── RECORD EXCERPTS ──

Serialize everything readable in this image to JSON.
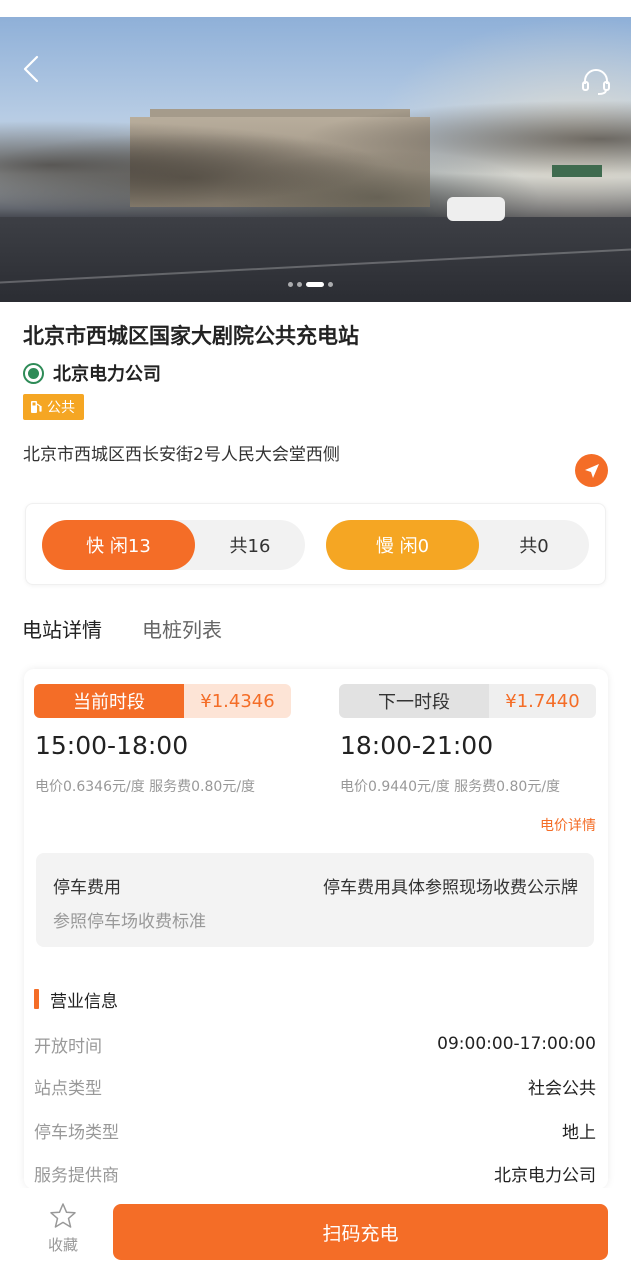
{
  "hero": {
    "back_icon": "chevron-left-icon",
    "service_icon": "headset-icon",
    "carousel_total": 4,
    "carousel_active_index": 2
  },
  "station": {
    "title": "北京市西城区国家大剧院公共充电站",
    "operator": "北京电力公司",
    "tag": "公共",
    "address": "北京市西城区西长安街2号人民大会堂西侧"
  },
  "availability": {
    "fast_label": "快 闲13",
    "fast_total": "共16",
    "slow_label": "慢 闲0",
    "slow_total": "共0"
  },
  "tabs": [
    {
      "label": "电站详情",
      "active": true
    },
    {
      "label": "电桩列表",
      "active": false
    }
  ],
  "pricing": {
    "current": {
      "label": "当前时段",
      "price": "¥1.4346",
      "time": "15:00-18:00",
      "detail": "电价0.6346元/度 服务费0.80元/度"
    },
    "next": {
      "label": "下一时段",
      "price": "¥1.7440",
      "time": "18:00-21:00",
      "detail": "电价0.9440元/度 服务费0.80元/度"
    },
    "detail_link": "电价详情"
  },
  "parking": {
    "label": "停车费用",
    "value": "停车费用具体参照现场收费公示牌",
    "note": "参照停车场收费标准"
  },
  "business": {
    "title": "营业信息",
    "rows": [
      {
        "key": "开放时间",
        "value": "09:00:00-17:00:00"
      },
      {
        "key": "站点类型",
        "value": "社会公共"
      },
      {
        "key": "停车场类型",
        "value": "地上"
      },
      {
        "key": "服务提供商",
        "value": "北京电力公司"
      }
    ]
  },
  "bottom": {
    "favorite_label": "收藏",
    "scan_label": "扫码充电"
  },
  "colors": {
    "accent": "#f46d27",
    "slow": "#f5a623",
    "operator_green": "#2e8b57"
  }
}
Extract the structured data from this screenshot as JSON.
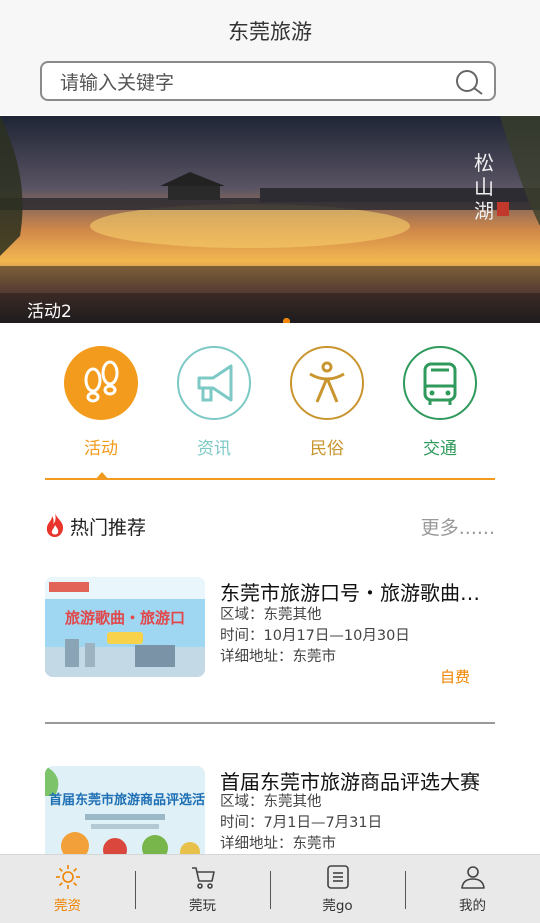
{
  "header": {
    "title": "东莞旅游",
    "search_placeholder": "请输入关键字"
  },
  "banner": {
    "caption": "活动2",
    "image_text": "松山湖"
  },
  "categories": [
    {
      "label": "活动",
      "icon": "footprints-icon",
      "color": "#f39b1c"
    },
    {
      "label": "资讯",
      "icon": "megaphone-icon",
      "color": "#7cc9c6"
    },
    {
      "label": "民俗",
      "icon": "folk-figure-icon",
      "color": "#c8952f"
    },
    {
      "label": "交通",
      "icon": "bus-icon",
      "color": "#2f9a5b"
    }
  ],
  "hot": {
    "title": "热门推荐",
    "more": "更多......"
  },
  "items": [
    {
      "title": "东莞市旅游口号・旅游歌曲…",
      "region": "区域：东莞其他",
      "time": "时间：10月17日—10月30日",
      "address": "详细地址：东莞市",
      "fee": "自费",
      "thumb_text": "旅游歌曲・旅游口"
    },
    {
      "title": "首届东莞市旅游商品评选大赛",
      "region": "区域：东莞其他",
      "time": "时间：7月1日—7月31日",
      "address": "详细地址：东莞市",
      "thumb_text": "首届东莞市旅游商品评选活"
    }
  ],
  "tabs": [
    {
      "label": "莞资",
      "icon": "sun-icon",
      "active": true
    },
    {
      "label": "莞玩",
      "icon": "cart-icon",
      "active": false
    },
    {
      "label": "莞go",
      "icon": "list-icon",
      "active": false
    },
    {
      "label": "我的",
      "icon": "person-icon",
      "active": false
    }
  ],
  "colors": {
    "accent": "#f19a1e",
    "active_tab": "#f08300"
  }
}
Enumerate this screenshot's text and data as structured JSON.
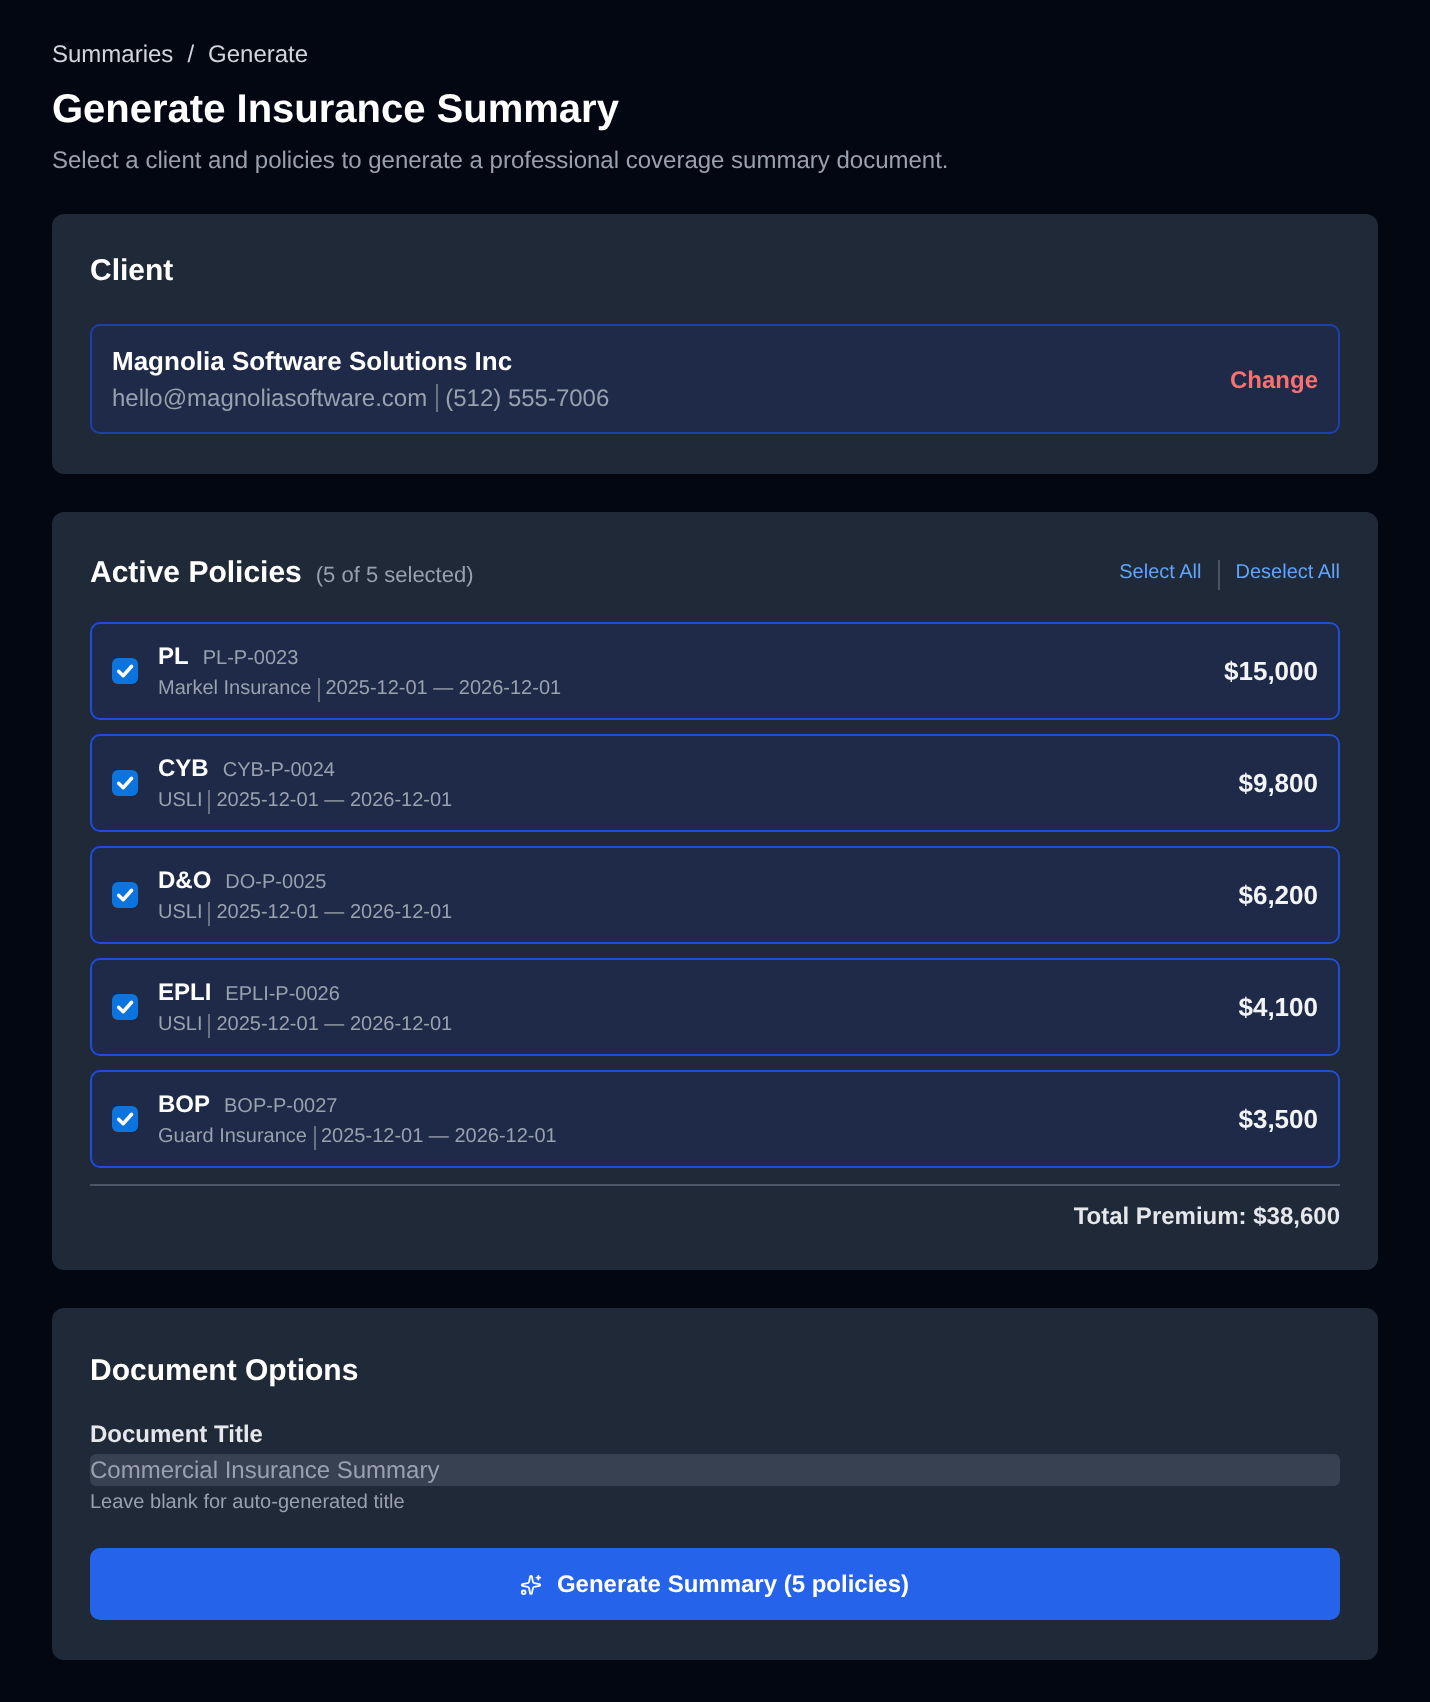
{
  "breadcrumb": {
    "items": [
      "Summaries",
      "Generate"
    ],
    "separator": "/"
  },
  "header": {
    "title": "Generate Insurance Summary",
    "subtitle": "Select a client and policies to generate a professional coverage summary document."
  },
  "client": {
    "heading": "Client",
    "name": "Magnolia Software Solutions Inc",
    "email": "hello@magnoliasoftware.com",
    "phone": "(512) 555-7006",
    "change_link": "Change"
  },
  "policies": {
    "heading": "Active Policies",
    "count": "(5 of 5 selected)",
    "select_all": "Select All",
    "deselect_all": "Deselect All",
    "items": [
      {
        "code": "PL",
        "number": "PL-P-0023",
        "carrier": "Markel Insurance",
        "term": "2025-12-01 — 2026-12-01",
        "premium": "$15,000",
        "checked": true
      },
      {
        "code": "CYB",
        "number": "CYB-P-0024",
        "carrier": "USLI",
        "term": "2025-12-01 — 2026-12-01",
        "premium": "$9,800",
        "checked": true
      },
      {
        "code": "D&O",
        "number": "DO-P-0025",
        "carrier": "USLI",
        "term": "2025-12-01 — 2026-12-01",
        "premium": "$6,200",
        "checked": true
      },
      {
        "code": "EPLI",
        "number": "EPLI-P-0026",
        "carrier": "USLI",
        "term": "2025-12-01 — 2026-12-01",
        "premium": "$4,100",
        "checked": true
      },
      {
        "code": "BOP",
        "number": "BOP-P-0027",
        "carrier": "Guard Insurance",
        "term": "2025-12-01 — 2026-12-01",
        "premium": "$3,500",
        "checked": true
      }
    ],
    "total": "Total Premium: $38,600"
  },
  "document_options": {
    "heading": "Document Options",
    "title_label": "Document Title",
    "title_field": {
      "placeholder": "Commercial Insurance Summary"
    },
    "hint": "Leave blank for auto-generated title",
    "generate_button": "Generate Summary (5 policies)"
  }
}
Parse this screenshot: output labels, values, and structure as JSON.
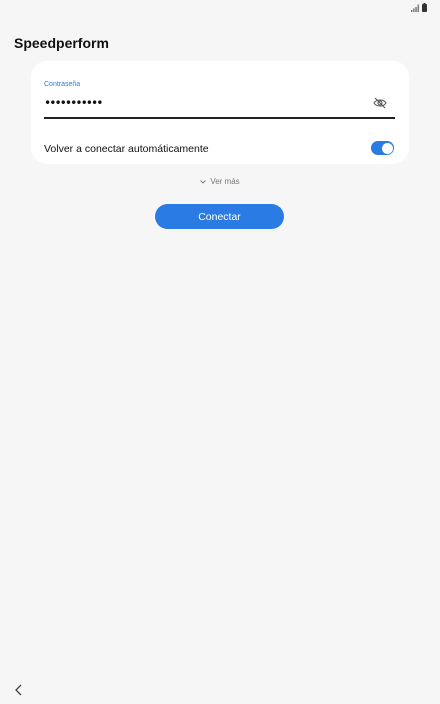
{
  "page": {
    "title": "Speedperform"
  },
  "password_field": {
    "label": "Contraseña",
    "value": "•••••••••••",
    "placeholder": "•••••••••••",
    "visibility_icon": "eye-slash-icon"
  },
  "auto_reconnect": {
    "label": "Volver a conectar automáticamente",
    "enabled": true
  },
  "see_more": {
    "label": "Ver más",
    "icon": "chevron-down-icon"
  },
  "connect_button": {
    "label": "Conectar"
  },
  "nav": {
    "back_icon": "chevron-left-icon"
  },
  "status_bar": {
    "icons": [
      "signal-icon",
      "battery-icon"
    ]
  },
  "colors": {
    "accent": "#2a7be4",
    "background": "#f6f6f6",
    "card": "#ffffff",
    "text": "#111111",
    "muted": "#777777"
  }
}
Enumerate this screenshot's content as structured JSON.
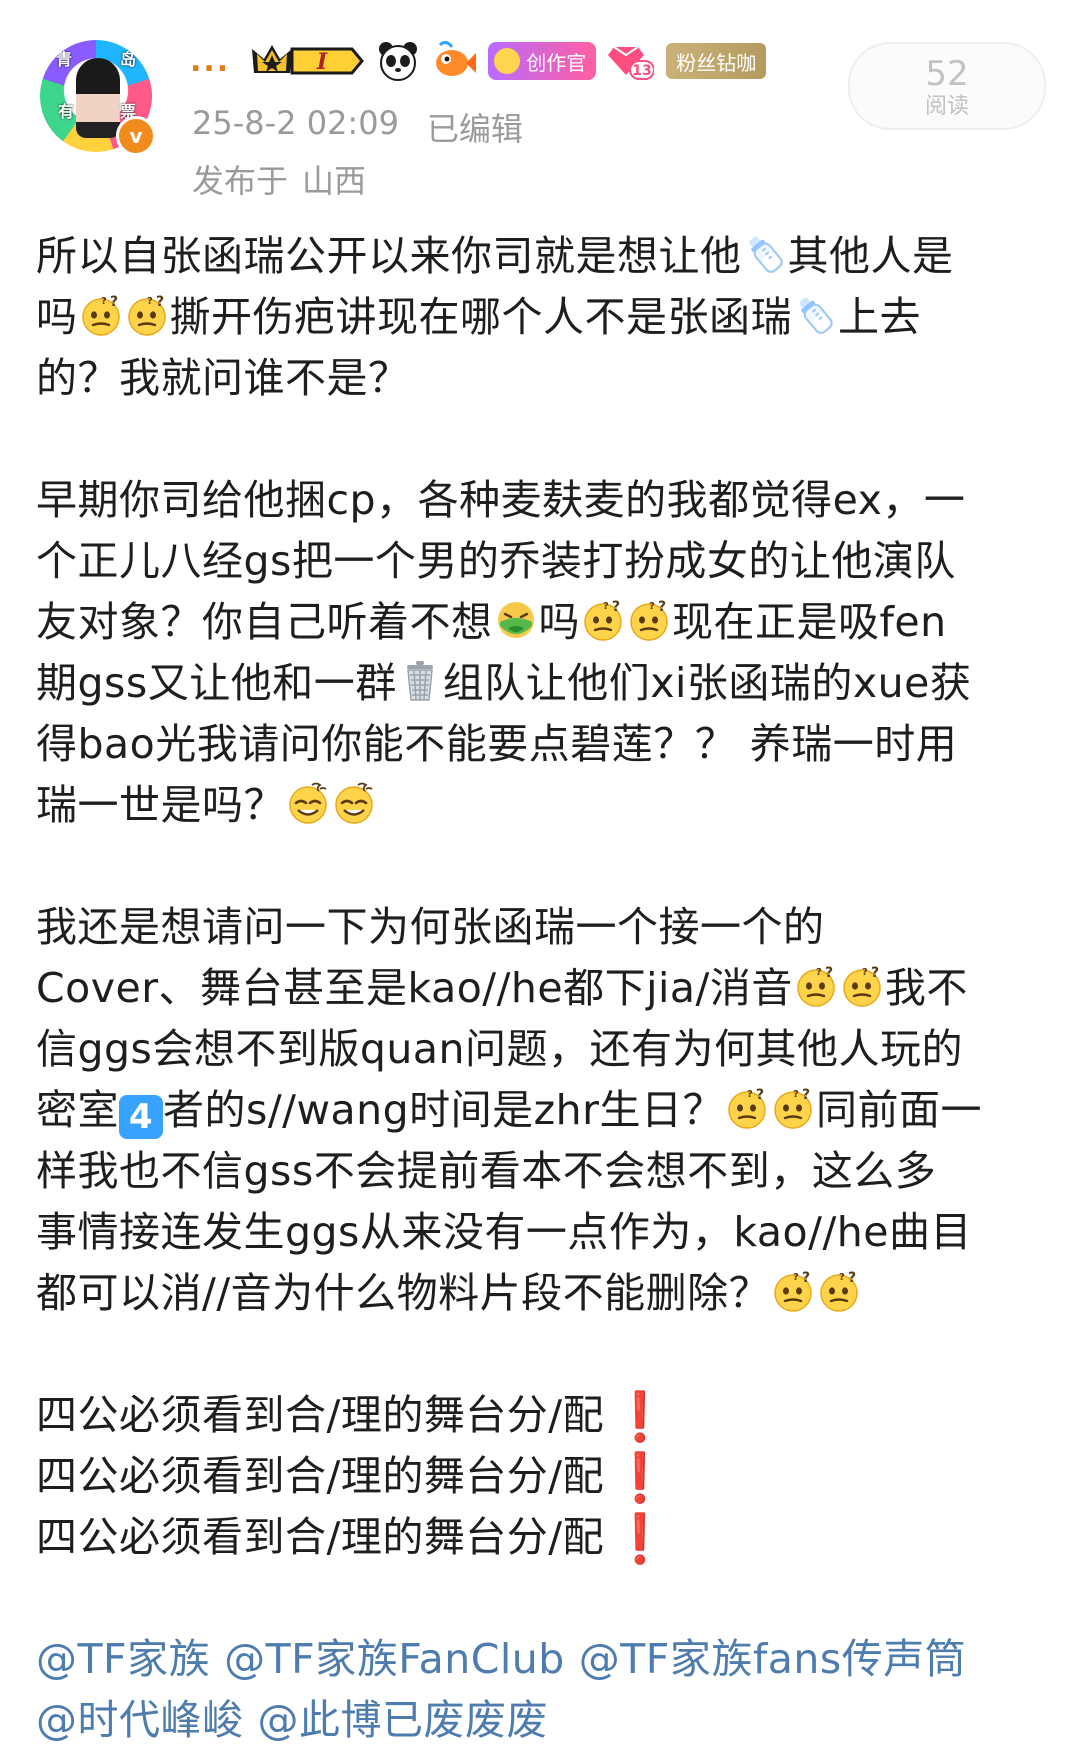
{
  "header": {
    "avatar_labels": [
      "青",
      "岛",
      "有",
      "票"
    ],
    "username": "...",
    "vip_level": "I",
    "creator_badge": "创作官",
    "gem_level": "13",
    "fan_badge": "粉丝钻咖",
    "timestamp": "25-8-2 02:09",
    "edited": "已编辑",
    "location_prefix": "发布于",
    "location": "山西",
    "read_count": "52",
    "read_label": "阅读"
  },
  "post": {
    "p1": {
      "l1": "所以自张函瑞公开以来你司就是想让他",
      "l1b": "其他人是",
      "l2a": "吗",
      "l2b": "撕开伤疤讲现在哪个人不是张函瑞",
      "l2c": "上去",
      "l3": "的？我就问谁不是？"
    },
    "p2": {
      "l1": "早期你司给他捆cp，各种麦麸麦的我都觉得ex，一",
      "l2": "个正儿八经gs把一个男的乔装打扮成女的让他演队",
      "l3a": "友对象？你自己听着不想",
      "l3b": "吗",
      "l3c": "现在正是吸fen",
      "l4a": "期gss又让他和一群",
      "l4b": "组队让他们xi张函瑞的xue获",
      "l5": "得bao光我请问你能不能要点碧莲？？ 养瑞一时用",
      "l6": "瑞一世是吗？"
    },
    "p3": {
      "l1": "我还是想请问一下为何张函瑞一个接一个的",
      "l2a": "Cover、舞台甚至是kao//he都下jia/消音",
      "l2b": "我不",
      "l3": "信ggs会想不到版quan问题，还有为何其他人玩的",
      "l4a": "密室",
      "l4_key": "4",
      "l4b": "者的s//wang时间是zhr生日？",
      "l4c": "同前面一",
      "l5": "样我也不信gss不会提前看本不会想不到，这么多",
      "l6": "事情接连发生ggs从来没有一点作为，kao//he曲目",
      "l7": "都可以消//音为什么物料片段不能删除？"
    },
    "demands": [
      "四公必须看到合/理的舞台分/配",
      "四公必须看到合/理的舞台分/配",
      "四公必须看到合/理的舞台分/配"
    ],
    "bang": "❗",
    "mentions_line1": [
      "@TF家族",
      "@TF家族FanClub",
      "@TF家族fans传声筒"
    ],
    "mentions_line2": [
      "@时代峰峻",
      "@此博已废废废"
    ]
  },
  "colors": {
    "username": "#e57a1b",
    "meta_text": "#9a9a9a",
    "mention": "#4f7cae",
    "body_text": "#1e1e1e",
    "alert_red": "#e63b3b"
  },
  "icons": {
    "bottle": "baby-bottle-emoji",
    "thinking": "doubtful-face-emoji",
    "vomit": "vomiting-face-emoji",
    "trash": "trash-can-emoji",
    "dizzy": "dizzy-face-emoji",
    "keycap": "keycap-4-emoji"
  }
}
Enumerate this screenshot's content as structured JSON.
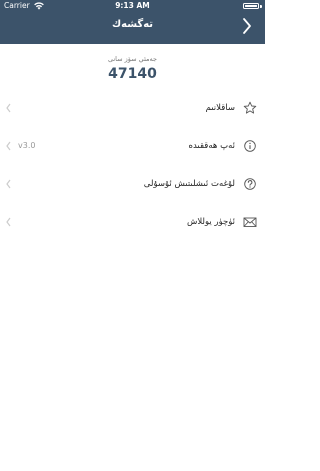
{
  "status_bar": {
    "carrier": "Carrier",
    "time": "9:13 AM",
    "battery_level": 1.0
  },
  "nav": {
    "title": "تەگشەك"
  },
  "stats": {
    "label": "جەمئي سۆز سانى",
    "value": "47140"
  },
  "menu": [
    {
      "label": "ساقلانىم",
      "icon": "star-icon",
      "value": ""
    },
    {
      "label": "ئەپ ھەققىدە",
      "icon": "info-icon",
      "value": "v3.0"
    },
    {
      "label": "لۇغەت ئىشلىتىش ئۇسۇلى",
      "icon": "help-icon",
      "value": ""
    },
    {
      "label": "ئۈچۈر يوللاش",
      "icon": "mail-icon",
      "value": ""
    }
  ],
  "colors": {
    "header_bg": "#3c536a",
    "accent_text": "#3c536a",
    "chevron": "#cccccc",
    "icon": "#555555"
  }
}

───

- TASK BRIEF -
Work out how many lines of the listing above include the word "emoji". Report only the number.

- WRITTEN RESPONSE -
6